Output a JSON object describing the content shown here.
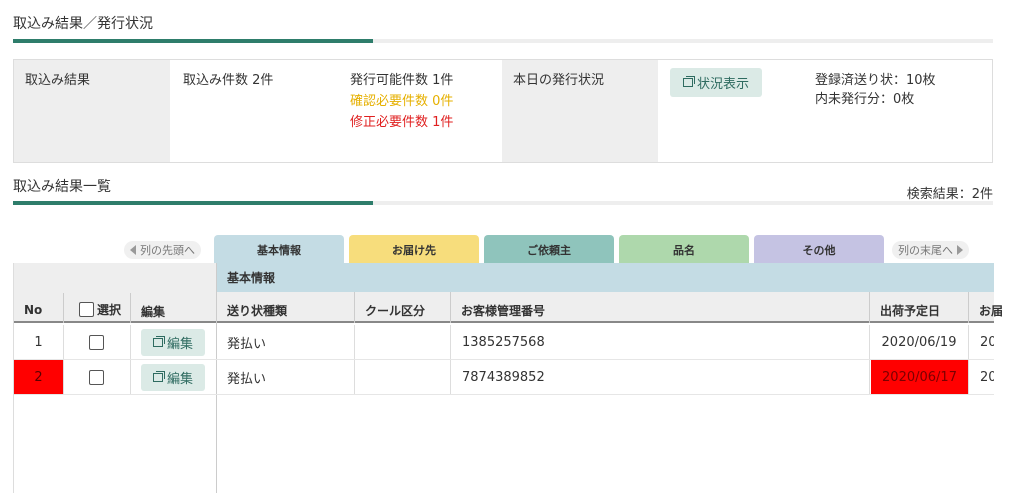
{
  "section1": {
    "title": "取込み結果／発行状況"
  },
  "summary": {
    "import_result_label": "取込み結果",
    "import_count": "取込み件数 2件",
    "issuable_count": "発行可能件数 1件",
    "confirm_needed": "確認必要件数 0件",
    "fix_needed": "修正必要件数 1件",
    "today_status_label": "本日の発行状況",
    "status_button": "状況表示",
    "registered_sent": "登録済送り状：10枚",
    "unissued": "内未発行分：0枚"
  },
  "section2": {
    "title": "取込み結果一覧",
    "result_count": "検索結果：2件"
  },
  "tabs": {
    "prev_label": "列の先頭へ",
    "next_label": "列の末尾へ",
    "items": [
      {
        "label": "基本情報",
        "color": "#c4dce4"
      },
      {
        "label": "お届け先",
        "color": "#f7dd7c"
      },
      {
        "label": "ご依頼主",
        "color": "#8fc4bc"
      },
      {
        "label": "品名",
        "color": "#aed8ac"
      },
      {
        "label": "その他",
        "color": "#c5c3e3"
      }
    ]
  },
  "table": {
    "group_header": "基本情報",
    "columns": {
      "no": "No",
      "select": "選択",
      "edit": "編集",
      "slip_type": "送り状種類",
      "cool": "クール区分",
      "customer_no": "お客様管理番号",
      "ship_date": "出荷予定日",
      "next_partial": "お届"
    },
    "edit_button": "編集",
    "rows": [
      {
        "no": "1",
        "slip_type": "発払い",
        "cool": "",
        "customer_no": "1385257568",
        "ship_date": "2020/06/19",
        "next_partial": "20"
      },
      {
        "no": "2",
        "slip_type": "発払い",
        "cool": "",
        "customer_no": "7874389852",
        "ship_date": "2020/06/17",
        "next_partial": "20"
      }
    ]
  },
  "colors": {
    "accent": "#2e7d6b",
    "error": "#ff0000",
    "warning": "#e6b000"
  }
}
· · · ·
| REQUEST |
Your task is to copy the entries in full and exactly, without any images.

| CORRECT RESPONSE |
Output a JSON object describing the content shown here.
{
  "section1": {
    "title": "取込み結果／発行状況"
  },
  "summary": {
    "import_result_label": "取込み結果",
    "import_count": "取込み件数 2件",
    "issuable_count": "発行可能件数 1件",
    "confirm_needed": "確認必要件数 0件",
    "fix_needed": "修正必要件数 1件",
    "today_status_label": "本日の発行状況",
    "status_button": "状況表示",
    "registered_sent": "登録済送り状：10枚",
    "unissued": "内未発行分：0枚"
  },
  "section2": {
    "title": "取込み結果一覧",
    "result_count": "検索結果：2件"
  },
  "tabs": {
    "prev_label": "列の先頭へ",
    "next_label": "列の末尾へ",
    "items": [
      {
        "label": "基本情報",
        "color": "#c4dce4"
      },
      {
        "label": "お届け先",
        "color": "#f7dd7c"
      },
      {
        "label": "ご依頼主",
        "color": "#8fc4bc"
      },
      {
        "label": "品名",
        "color": "#aed8ac"
      },
      {
        "label": "その他",
        "color": "#c5c3e3"
      }
    ]
  },
  "table": {
    "group_header": "基本情報",
    "columns": {
      "no": "No",
      "select": "選択",
      "edit": "編集",
      "slip_type": "送り状種類",
      "cool": "クール区分",
      "customer_no": "お客様管理番号",
      "ship_date": "出荷予定日",
      "next_partial": "お届"
    },
    "edit_button": "編集",
    "rows": [
      {
        "no": "1",
        "slip_type": "発払い",
        "cool": "",
        "customer_no": "1385257568",
        "ship_date": "2020/06/19",
        "next_partial": "20"
      },
      {
        "no": "2",
        "slip_type": "発払い",
        "cool": "",
        "customer_no": "7874389852",
        "ship_date": "2020/06/17",
        "next_partial": "20"
      }
    ]
  },
  "colors": {
    "accent": "#2e7d6b",
    "error": "#ff0000",
    "warning": "#e6b000"
  }
}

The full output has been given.